Identify the lines that include the word "外用液体", then copy all of them.
★ ★ ★ ★ ★
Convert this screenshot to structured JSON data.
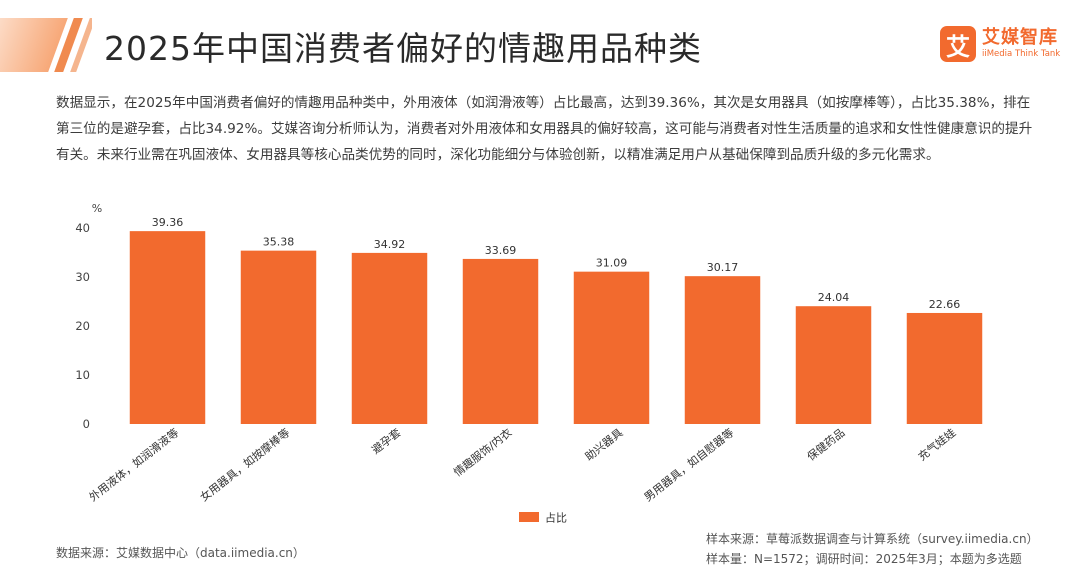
{
  "header": {
    "title": "2025年中国消费者偏好的情趣用品种类",
    "logo_mark": "艾",
    "logo_cn": "艾媒智库",
    "logo_en": "iiMedia Think Tank"
  },
  "summary": "数据显示，在2025年中国消费者偏好的情趣用品种类中，外用液体（如润滑液等）占比最高，达到39.36%，其次是女用器具（如按摩棒等），占比35.38%，排在第三位的是避孕套，占比34.92%。艾媒咨询分析师认为，消费者对外用液体和女用器具的偏好较高，这可能与消费者对性生活质量的追求和女性性健康意识的提升有关。未来行业需在巩固液体、女用器具等核心品类优势的同时，深化功能细分与体验创新，以精准满足用户从基础保障到品质升级的多元化需求。",
  "chart_data": {
    "type": "bar",
    "unit_label": "%",
    "categories": [
      "外用液体，如润滑液等",
      "女用器具，如按摩棒等",
      "避孕套",
      "情趣服饰/内衣",
      "助兴器具",
      "男用器具，如自慰器等",
      "保健药品",
      "充气娃娃"
    ],
    "series": [
      {
        "name": "占比",
        "values": [
          39.36,
          35.38,
          34.92,
          33.69,
          31.09,
          30.17,
          24.04,
          22.66
        ],
        "color": "#f26a2e"
      }
    ],
    "yticks": [
      0,
      10,
      20,
      30,
      40
    ],
    "ylim": [
      0,
      40
    ],
    "legend_position": "bottom-center",
    "grid": false
  },
  "footer": {
    "source_left": "数据来源：艾媒数据中心（data.iimedia.cn）",
    "sample_source": "样本来源：草莓派数据调查与计算系统（survey.iimedia.cn）",
    "sample_size": "样本量：N=1572；调研时间：2025年3月；本题为多选题"
  }
}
★ ★ ★ ★ ★
SOLUTION FOR THIS EXERCISE →
  "summary": "数据显示，在2025年中国消费者偏好的情趣用品种类中，外用液体（如润滑液等）占比最高，达到39.36%，其次是女用器具（如按摩棒等），占比35.38%，排在第三位的是避孕套，占比34.92%。艾媒咨询分析师认为，消费者对外用液体和女用器具的偏好较高，这可能与消费者对性生活质量的追求和女性性健康意识的提升有关。未来行业需在巩固液体、女用器具等核心品类优势的同时，深化功能细分与体验创新，以精准满足用户从基础保障到品质升级的多元化需求。",
      "外用液体，如润滑液等",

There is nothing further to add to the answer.